Copy out the data exactly, leaving the pictures behind.
◇ ◇ ◇
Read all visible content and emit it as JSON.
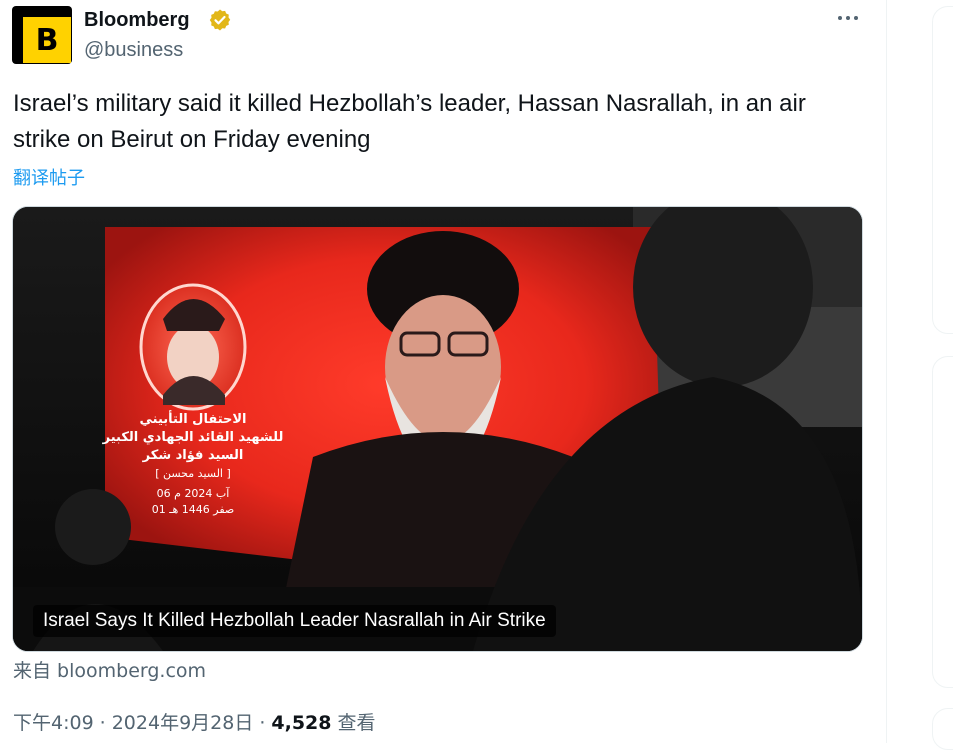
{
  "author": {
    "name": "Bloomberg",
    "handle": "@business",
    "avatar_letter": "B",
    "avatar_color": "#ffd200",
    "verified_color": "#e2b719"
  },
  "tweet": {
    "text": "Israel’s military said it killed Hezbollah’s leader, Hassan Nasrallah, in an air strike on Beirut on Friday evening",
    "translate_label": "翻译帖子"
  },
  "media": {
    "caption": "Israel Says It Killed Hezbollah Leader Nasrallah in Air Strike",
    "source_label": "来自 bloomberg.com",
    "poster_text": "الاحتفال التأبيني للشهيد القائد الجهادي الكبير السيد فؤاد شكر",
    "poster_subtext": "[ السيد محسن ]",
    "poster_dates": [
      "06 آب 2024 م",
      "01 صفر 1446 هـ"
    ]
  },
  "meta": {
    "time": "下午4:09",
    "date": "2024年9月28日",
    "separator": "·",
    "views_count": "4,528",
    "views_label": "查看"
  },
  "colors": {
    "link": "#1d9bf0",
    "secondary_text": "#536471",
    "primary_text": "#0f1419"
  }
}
◇ ◇ ◇
SOLUTION FOR THIS TASK:
Read all visible content and emit it as JSON.
{
  "author": {
    "name": "Bloomberg",
    "handle": "@business",
    "avatar_letter": "B",
    "avatar_color": "#ffd200",
    "verified_color": "#e2b719"
  },
  "tweet": {
    "text": "Israel’s military said it killed Hezbollah’s leader, Hassan Nasrallah, in an air strike on Beirut on Friday evening",
    "translate_label": "翻译帖子"
  },
  "media": {
    "caption": "Israel Says It Killed Hezbollah Leader Nasrallah in Air Strike",
    "source_label": "来自 bloomberg.com",
    "poster_text": "الاحتفال التأبيني للشهيد القائد الجهادي الكبير السيد فؤاد شكر",
    "poster_subtext": "[ السيد محسن ]",
    "poster_dates": [
      "06 آب 2024 م",
      "01 صفر 1446 هـ"
    ]
  },
  "meta": {
    "time": "下午4:09",
    "date": "2024年9月28日",
    "separator": "·",
    "views_count": "4,528",
    "views_label": "查看"
  },
  "colors": {
    "link": "#1d9bf0",
    "secondary_text": "#536471",
    "primary_text": "#0f1419"
  }
}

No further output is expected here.